§ Aim of the task: Leave out the pictures and transcribe the rest of the records exactly.

[A block of data]
******
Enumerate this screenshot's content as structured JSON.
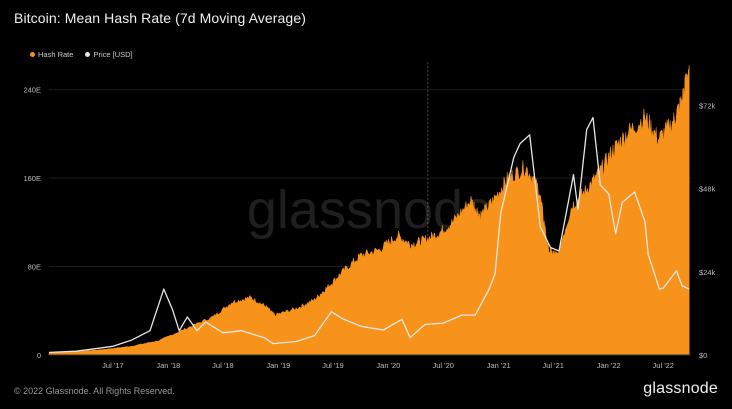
{
  "header": {
    "title": "Bitcoin: Mean Hash Rate (7d Moving Average)"
  },
  "footer": {
    "copyright": "© 2022 Glassnode. All Rights Reserved.",
    "brand": "glassnode"
  },
  "watermark": "glassnode",
  "colors": {
    "hash_rate": "#F7931A",
    "price": "#E6E6E6",
    "background": "#000000"
  },
  "chart_data": {
    "type": "area",
    "title": "Bitcoin: Mean Hash Rate (7d Moving Average)",
    "xlabel": "",
    "ylabel": "",
    "grid": true,
    "legend_placement": "top-left",
    "x_ticks": [
      "Jul '17",
      "Jan '18",
      "Jul '18",
      "Jan '19",
      "Jul '19",
      "Jan '20",
      "Jul '20",
      "Jan '21",
      "Jul '21",
      "Jan '22",
      "Jul '22"
    ],
    "x_range": [
      "2016-12-01",
      "2022-10-01"
    ],
    "y_left": {
      "label": "Hash Rate",
      "ticks": [
        "0",
        "80E",
        "160E",
        "240E"
      ],
      "tick_values": [
        0,
        80,
        160,
        240
      ],
      "range": [
        0,
        265
      ]
    },
    "y_right": {
      "label": "Price [USD]",
      "ticks": [
        "$0",
        "$24k",
        "$48k",
        "$72k"
      ],
      "tick_values": [
        0,
        24000,
        48000,
        72000
      ],
      "range": [
        0,
        84500
      ]
    },
    "series": [
      {
        "name": "Hash Rate",
        "axis": "left",
        "style": "area",
        "x": [
          "2016-12-01",
          "2017-03-01",
          "2017-06-01",
          "2017-09-01",
          "2017-12-01",
          "2018-03-01",
          "2018-06-01",
          "2018-08-01",
          "2018-10-01",
          "2018-11-20",
          "2018-12-20",
          "2019-03-01",
          "2019-05-01",
          "2019-06-15",
          "2019-08-01",
          "2019-10-01",
          "2019-12-01",
          "2020-02-01",
          "2020-03-15",
          "2020-05-01",
          "2020-06-15",
          "2020-08-01",
          "2020-10-01",
          "2020-11-01",
          "2020-12-15",
          "2021-02-01",
          "2021-04-01",
          "2021-05-15",
          "2021-06-15",
          "2021-07-15",
          "2021-09-01",
          "2021-10-15",
          "2021-12-01",
          "2022-01-15",
          "2022-03-01",
          "2022-05-01",
          "2022-06-15",
          "2022-08-01",
          "2022-09-01",
          "2022-09-25"
        ],
        "values": [
          2,
          3,
          5,
          8,
          13,
          24,
          35,
          48,
          52,
          44,
          36,
          42,
          50,
          62,
          75,
          90,
          95,
          108,
          100,
          104,
          110,
          120,
          140,
          126,
          140,
          160,
          170,
          150,
          95,
          90,
          135,
          148,
          165,
          185,
          200,
          215,
          195,
          210,
          230,
          262
        ]
      },
      {
        "name": "Price [USD]",
        "axis": "right",
        "style": "line",
        "x": [
          "2016-12-01",
          "2017-03-01",
          "2017-05-01",
          "2017-07-01",
          "2017-09-01",
          "2017-11-01",
          "2017-12-17",
          "2018-01-15",
          "2018-02-06",
          "2018-03-05",
          "2018-04-06",
          "2018-05-05",
          "2018-07-01",
          "2018-09-01",
          "2018-11-15",
          "2018-12-15",
          "2019-03-01",
          "2019-05-01",
          "2019-06-26",
          "2019-08-01",
          "2019-10-01",
          "2019-12-15",
          "2020-02-15",
          "2020-03-13",
          "2020-05-01",
          "2020-07-01",
          "2020-09-01",
          "2020-10-15",
          "2020-11-30",
          "2020-12-20",
          "2021-01-08",
          "2021-02-20",
          "2021-03-13",
          "2021-04-14",
          "2021-05-19",
          "2021-06-22",
          "2021-07-20",
          "2021-09-06",
          "2021-09-21",
          "2021-10-20",
          "2021-11-10",
          "2021-12-04",
          "2022-01-01",
          "2022-01-24",
          "2022-02-15",
          "2022-03-28",
          "2022-05-01",
          "2022-05-12",
          "2022-06-18",
          "2022-07-01",
          "2022-08-14",
          "2022-09-01",
          "2022-09-25"
        ],
        "values": [
          750,
          1100,
          1800,
          2500,
          4300,
          7000,
          19000,
          13000,
          7000,
          11000,
          7000,
          9500,
          6400,
          7000,
          5000,
          3300,
          3900,
          5600,
          12500,
          10500,
          8300,
          7200,
          10300,
          5000,
          8800,
          9200,
          11500,
          11500,
          19000,
          23500,
          41000,
          57000,
          61000,
          63500,
          37000,
          31000,
          30000,
          52000,
          42000,
          65000,
          68500,
          49000,
          46500,
          35000,
          44000,
          47000,
          38500,
          29000,
          19000,
          19300,
          24300,
          20000,
          19000
        ]
      }
    ]
  }
}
******
§ Task answer:
Enumerate this screenshot's content as structured JSON.
{
  "header": {
    "title": "Bitcoin: Mean Hash Rate (7d Moving Average)"
  },
  "footer": {
    "copyright": "© 2022 Glassnode. All Rights Reserved.",
    "brand": "glassnode"
  },
  "watermark": "glassnode",
  "colors": {
    "hash_rate": "#F7931A",
    "price": "#E6E6E6",
    "background": "#000000"
  },
  "chart_data": {
    "type": "area",
    "title": "Bitcoin: Mean Hash Rate (7d Moving Average)",
    "xlabel": "",
    "ylabel": "",
    "grid": true,
    "legend_placement": "top-left",
    "x_ticks": [
      "Jul '17",
      "Jan '18",
      "Jul '18",
      "Jan '19",
      "Jul '19",
      "Jan '20",
      "Jul '20",
      "Jan '21",
      "Jul '21",
      "Jan '22",
      "Jul '22"
    ],
    "x_range": [
      "2016-12-01",
      "2022-10-01"
    ],
    "y_left": {
      "label": "Hash Rate",
      "ticks": [
        "0",
        "80E",
        "160E",
        "240E"
      ],
      "tick_values": [
        0,
        80,
        160,
        240
      ],
      "range": [
        0,
        265
      ]
    },
    "y_right": {
      "label": "Price [USD]",
      "ticks": [
        "$0",
        "$24k",
        "$48k",
        "$72k"
      ],
      "tick_values": [
        0,
        24000,
        48000,
        72000
      ],
      "range": [
        0,
        84500
      ]
    },
    "series": [
      {
        "name": "Hash Rate",
        "axis": "left",
        "style": "area",
        "x": [
          "2016-12-01",
          "2017-03-01",
          "2017-06-01",
          "2017-09-01",
          "2017-12-01",
          "2018-03-01",
          "2018-06-01",
          "2018-08-01",
          "2018-10-01",
          "2018-11-20",
          "2018-12-20",
          "2019-03-01",
          "2019-05-01",
          "2019-06-15",
          "2019-08-01",
          "2019-10-01",
          "2019-12-01",
          "2020-02-01",
          "2020-03-15",
          "2020-05-01",
          "2020-06-15",
          "2020-08-01",
          "2020-10-01",
          "2020-11-01",
          "2020-12-15",
          "2021-02-01",
          "2021-04-01",
          "2021-05-15",
          "2021-06-15",
          "2021-07-15",
          "2021-09-01",
          "2021-10-15",
          "2021-12-01",
          "2022-01-15",
          "2022-03-01",
          "2022-05-01",
          "2022-06-15",
          "2022-08-01",
          "2022-09-01",
          "2022-09-25"
        ],
        "values": [
          2,
          3,
          5,
          8,
          13,
          24,
          35,
          48,
          52,
          44,
          36,
          42,
          50,
          62,
          75,
          90,
          95,
          108,
          100,
          104,
          110,
          120,
          140,
          126,
          140,
          160,
          170,
          150,
          95,
          90,
          135,
          148,
          165,
          185,
          200,
          215,
          195,
          210,
          230,
          262
        ]
      },
      {
        "name": "Price [USD]",
        "axis": "right",
        "style": "line",
        "x": [
          "2016-12-01",
          "2017-03-01",
          "2017-05-01",
          "2017-07-01",
          "2017-09-01",
          "2017-11-01",
          "2017-12-17",
          "2018-01-15",
          "2018-02-06",
          "2018-03-05",
          "2018-04-06",
          "2018-05-05",
          "2018-07-01",
          "2018-09-01",
          "2018-11-15",
          "2018-12-15",
          "2019-03-01",
          "2019-05-01",
          "2019-06-26",
          "2019-08-01",
          "2019-10-01",
          "2019-12-15",
          "2020-02-15",
          "2020-03-13",
          "2020-05-01",
          "2020-07-01",
          "2020-09-01",
          "2020-10-15",
          "2020-11-30",
          "2020-12-20",
          "2021-01-08",
          "2021-02-20",
          "2021-03-13",
          "2021-04-14",
          "2021-05-19",
          "2021-06-22",
          "2021-07-20",
          "2021-09-06",
          "2021-09-21",
          "2021-10-20",
          "2021-11-10",
          "2021-12-04",
          "2022-01-01",
          "2022-01-24",
          "2022-02-15",
          "2022-03-28",
          "2022-05-01",
          "2022-05-12",
          "2022-06-18",
          "2022-07-01",
          "2022-08-14",
          "2022-09-01",
          "2022-09-25"
        ],
        "values": [
          750,
          1100,
          1800,
          2500,
          4300,
          7000,
          19000,
          13000,
          7000,
          11000,
          7000,
          9500,
          6400,
          7000,
          5000,
          3300,
          3900,
          5600,
          12500,
          10500,
          8300,
          7200,
          10300,
          5000,
          8800,
          9200,
          11500,
          11500,
          19000,
          23500,
          41000,
          57000,
          61000,
          63500,
          37000,
          31000,
          30000,
          52000,
          42000,
          65000,
          68500,
          49000,
          46500,
          35000,
          44000,
          47000,
          38500,
          29000,
          19000,
          19300,
          24300,
          20000,
          19000
        ]
      }
    ]
  }
}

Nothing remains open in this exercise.